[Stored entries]
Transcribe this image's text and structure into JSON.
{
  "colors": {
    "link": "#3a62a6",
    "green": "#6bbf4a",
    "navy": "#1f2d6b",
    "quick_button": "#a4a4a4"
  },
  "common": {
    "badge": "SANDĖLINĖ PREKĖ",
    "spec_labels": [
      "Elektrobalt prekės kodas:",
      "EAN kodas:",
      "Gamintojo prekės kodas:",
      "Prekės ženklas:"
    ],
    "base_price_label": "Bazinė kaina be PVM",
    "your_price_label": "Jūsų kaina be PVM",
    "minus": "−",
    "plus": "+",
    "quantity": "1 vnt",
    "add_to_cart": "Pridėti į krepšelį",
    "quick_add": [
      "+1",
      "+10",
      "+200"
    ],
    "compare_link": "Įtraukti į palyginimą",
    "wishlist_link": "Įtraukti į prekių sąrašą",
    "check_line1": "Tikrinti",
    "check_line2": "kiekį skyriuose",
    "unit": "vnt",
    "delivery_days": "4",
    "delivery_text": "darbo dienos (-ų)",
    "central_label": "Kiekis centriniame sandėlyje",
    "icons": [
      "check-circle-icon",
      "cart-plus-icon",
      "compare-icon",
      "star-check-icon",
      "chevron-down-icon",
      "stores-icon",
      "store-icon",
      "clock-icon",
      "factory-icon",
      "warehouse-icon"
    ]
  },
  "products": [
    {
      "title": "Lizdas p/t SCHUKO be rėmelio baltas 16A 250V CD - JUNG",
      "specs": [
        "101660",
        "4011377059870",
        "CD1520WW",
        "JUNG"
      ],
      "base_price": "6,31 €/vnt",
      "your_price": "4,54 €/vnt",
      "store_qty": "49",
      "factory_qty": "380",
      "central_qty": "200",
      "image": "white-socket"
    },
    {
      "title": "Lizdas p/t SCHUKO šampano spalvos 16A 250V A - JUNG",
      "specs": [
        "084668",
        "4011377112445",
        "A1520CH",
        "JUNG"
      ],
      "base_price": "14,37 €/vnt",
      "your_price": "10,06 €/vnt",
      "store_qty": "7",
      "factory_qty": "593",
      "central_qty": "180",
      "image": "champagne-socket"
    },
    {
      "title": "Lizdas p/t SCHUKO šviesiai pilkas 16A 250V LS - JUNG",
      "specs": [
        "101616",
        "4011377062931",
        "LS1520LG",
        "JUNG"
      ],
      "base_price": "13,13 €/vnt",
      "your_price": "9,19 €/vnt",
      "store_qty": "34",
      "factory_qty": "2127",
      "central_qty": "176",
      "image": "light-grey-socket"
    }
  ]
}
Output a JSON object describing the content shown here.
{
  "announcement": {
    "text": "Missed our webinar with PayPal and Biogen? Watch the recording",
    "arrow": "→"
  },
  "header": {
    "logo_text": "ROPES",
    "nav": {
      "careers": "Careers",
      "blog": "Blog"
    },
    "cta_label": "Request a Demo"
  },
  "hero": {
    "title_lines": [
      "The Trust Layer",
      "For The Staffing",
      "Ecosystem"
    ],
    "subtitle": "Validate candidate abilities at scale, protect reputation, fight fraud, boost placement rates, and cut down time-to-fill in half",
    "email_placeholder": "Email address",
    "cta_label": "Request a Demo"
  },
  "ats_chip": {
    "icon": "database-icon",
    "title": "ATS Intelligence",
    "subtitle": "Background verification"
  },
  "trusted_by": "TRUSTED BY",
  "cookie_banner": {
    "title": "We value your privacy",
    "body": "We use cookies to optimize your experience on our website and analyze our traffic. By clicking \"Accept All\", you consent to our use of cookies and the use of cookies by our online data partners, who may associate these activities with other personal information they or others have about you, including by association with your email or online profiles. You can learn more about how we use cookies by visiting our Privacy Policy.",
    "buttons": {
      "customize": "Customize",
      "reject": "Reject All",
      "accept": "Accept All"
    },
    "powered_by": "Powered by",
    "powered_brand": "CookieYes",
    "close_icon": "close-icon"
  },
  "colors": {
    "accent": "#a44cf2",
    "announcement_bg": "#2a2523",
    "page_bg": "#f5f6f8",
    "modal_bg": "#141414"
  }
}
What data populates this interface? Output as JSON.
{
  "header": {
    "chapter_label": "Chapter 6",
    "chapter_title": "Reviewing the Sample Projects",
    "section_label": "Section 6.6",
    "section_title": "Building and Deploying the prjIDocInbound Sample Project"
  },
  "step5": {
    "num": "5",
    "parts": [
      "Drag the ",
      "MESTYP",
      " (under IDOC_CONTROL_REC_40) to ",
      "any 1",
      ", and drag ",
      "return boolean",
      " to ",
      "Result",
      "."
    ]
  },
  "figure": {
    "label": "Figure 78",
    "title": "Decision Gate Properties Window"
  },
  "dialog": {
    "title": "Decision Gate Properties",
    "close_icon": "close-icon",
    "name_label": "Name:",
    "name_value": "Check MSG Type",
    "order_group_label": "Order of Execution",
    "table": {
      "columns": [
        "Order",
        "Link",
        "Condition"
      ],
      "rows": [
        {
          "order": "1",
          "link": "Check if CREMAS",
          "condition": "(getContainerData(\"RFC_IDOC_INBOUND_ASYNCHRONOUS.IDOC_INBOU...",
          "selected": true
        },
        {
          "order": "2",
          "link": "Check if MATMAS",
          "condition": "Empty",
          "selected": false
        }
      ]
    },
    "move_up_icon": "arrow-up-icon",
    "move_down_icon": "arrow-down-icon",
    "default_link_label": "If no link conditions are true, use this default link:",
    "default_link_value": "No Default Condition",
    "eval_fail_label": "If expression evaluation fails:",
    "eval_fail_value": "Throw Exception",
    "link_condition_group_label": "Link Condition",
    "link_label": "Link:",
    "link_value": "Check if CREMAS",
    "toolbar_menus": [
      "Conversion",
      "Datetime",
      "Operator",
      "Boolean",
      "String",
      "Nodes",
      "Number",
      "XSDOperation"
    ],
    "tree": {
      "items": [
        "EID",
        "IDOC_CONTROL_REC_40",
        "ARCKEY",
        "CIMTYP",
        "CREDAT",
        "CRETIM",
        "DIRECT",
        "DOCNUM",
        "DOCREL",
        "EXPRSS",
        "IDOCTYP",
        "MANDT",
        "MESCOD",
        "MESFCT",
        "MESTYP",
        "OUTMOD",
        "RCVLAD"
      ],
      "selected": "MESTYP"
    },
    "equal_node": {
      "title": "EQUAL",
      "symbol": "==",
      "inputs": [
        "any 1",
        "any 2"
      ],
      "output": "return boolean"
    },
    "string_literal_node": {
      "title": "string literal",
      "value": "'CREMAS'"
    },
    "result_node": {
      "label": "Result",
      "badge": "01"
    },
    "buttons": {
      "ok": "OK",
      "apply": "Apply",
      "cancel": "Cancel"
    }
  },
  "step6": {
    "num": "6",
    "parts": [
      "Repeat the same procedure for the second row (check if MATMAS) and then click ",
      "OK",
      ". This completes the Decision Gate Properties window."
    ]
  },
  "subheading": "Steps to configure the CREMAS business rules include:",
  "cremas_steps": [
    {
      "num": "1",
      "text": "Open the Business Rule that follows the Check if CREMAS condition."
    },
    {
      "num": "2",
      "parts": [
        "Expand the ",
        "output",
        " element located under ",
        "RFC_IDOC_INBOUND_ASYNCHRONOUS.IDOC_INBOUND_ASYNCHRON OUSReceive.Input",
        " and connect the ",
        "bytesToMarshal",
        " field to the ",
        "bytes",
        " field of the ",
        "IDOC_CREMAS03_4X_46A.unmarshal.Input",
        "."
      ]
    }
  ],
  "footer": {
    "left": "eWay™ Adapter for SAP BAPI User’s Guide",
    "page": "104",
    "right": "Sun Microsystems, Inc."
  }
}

=== Given request ===
Repeat the data precisely, line by line.

=== Response to this task ===
Transcribe this image's text and structure into JSON.
{
  "colors": {
    "link": "#3a62a6",
    "green": "#6bbf4a",
    "navy": "#1f2d6b",
    "quick_button": "#a4a4a4"
  },
  "common": {
    "badge": "SANDĖLINĖ PREKĖ",
    "spec_labels": [
      "Elektrobalt prekės kodas:",
      "EAN kodas:",
      "Gamintojo prekės kodas:",
      "Prekės ženklas:"
    ],
    "base_price_label": "Bazinė kaina be PVM",
    "your_price_label": "Jūsų kaina be PVM",
    "minus": "−",
    "plus": "+",
    "quantity": "1 vnt",
    "add_to_cart": "Pridėti į krepšelį",
    "quick_add": [
      "+1",
      "+10",
      "+200"
    ],
    "compare_link": "Įtraukti į palyginimą",
    "wishlist_link": "Įtraukti į prekių sąrašą",
    "check_line1": "Tikrinti",
    "check_line2": "kiekį skyriuose",
    "unit": "vnt",
    "delivery_days": "4",
    "delivery_text": "darbo dienos (-ų)",
    "central_label": "Kiekis centriniame sandėlyje",
    "icons": [
      "check-circle-icon",
      "cart-plus-icon",
      "compare-icon",
      "star-check-icon",
      "chevron-down-icon",
      "stores-icon",
      "store-icon",
      "clock-icon",
      "factory-icon",
      "warehouse-icon"
    ]
  },
  "products": [
    {
      "title": "Lizdas p/t SCHUKO be rėmelio baltas 16A 250V CD - JUNG",
      "specs": [
        "101660",
        "4011377059870",
        "CD1520WW",
        "JUNG"
      ],
      "base_price": "6,31 €/vnt",
      "your_price": "4,54 €/vnt",
      "store_qty": "49",
      "factory_qty": "380",
      "central_qty": "200",
      "image": "white-socket"
    },
    {
      "title": "Lizdas p/t SCHUKO šampano spalvos 16A 250V A - JUNG",
      "specs": [
        "084668",
        "4011377112445",
        "A1520CH",
        "JUNG"
      ],
      "base_price": "14,37 €/vnt",
      "your_price": "10,06 €/vnt",
      "store_qty": "7",
      "factory_qty": "593",
      "central_qty": "180",
      "image": "champagne-socket"
    },
    {
      "title": "Lizdas p/t SCHUKO šviesiai pilkas 16A 250V LS - JUNG",
      "specs": [
        "101616",
        "4011377062931",
        "LS1520LG",
        "JUNG"
      ],
      "base_price": "13,13 €/vnt",
      "your_price": "9,19 €/vnt",
      "store_qty": "34",
      "factory_qty": "2127",
      "central_qty": "176",
      "image": "light-grey-socket"
    }
  ]
}
Output a JSON object describing the content shown here.
{
  "announcement": {
    "text": "Missed our webinar with PayPal and Biogen? Watch the recording",
    "arrow": "→"
  },
  "header": {
    "logo_text": "ROPES",
    "nav": {
      "careers": "Careers",
      "blog": "Blog"
    },
    "cta_label": "Request a Demo"
  },
  "hero": {
    "title_lines": [
      "The Trust Layer",
      "For The Staffing",
      "Ecosystem"
    ],
    "subtitle": "Validate candidate abilities at scale, protect reputation, fight fraud, boost placement rates, and cut down time-to-fill in half",
    "email_placeholder": "Email address",
    "cta_label": "Request a Demo"
  },
  "ats_chip": {
    "icon": "database-icon",
    "title": "ATS Intelligence",
    "subtitle": "Background verification"
  },
  "trusted_by": "TRUSTED BY",
  "cookie_banner": {
    "title": "We value your privacy",
    "body": "We use cookies to optimize your experience on our website and analyze our traffic. By clicking \"Accept All\", you consent to our use of cookies and the use of cookies by our online data partners, who may associate these activities with other personal information they or others have about you, including by association with your email or online profiles. You can learn more about how we use cookies by visiting our Privacy Policy.",
    "buttons": {
      "customize": "Customize",
      "reject": "Reject All",
      "accept": "Accept All"
    },
    "powered_by": "Powered by",
    "powered_brand": "CookieYes",
    "close_icon": "close-icon"
  },
  "colors": {
    "accent": "#a44cf2",
    "announcement_bg": "#2a2523",
    "page_bg": "#f5f6f8",
    "modal_bg": "#141414"
  }
}
What data populates this interface? Output as JSON.
{
  "header": {
    "chapter_label": "Chapter 6",
    "chapter_title": "Reviewing the Sample Projects",
    "section_label": "Section 6.6",
    "section_title": "Building and Deploying the prjIDocInbound Sample Project"
  },
  "step5": {
    "num": "5",
    "parts": [
      "Drag the ",
      "MESTYP",
      " (under IDOC_CONTROL_REC_40) to ",
      "any 1",
      ", and drag ",
      "return boolean",
      " to ",
      "Result",
      "."
    ]
  },
  "figure": {
    "label": "Figure 78",
    "title": "Decision Gate Properties Window"
  },
  "dialog": {
    "title": "Decision Gate Properties",
    "close_icon": "close-icon",
    "name_label": "Name:",
    "name_value": "Check MSG Type",
    "order_group_label": "Order of Execution",
    "table": {
      "columns": [
        "Order",
        "Link",
        "Condition"
      ],
      "rows": [
        {
          "order": "1",
          "link": "Check if CREMAS",
          "condition": "(getContainerData(\"RFC_IDOC_INBOUND_ASYNCHRONOUS.IDOC_INBOU...",
          "selected": true
        },
        {
          "order": "2",
          "link": "Check if MATMAS",
          "condition": "Empty",
          "selected": false
        }
      ]
    },
    "move_up_icon": "arrow-up-icon",
    "move_down_icon": "arrow-down-icon",
    "default_link_label": "If no link conditions are true, use this default link:",
    "default_link_value": "No Default Condition",
    "eval_fail_label": "If expression evaluation fails:",
    "eval_fail_value": "Throw Exception",
    "link_condition_group_label": "Link Condition",
    "link_label": "Link:",
    "link_value": "Check if CREMAS",
    "toolbar_menus": [
      "Conversion",
      "Datetime",
      "Operator",
      "Boolean",
      "String",
      "Nodes",
      "Number",
      "XSDOperation"
    ],
    "tree": {
      "items": [
        "EID",
        "IDOC_CONTROL_REC_40",
        "ARCKEY",
        "CIMTYP",
        "CREDAT",
        "CRETIM",
        "DIRECT",
        "DOCNUM",
        "DOCREL",
        "EXPRSS",
        "IDOCTYP",
        "MANDT",
        "MESCOD",
        "MESFCT",
        "MESTYP",
        "OUTMOD",
        "RCVLAD"
      ],
      "selected": "MESTYP"
    },
    "equal_node": {
      "title": "EQUAL",
      "symbol": "==",
      "inputs": [
        "any 1",
        "any 2"
      ],
      "output": "return boolean"
    },
    "string_literal_node": {
      "title": "string literal",
      "value": "'CREMAS'"
    },
    "result_node": {
      "label": "Result",
      "badge": "01"
    },
    "buttons": {
      "ok": "OK",
      "apply": "Apply",
      "cancel": "Cancel"
    }
  },
  "step6": {
    "num": "6",
    "parts": [
      "Repeat the same procedure for the second row (check if MATMAS) and then click ",
      "OK",
      ". This completes the Decision Gate Properties window."
    ]
  },
  "subheading": "Steps to configure the CREMAS business rules include:",
  "cremas_steps": [
    {
      "num": "1",
      "text": "Open the Business Rule that follows the Check if CREMAS condition."
    },
    {
      "num": "2",
      "parts": [
        "Expand the ",
        "output",
        " element located under ",
        "RFC_IDOC_INBOUND_ASYNCHRONOUS.IDOC_INBOUND_ASYNCHRON OUSReceive.Input",
        " and connect the ",
        "bytesToMarshal",
        " field to the ",
        "bytes",
        " field of the ",
        "IDOC_CREMAS03_4X_46A.unmarshal.Input",
        "."
      ]
    }
  ],
  "footer": {
    "left": "eWay™ Adapter for SAP BAPI User’s Guide",
    "page": "104",
    "right": "Sun Microsystems, Inc."
  }
}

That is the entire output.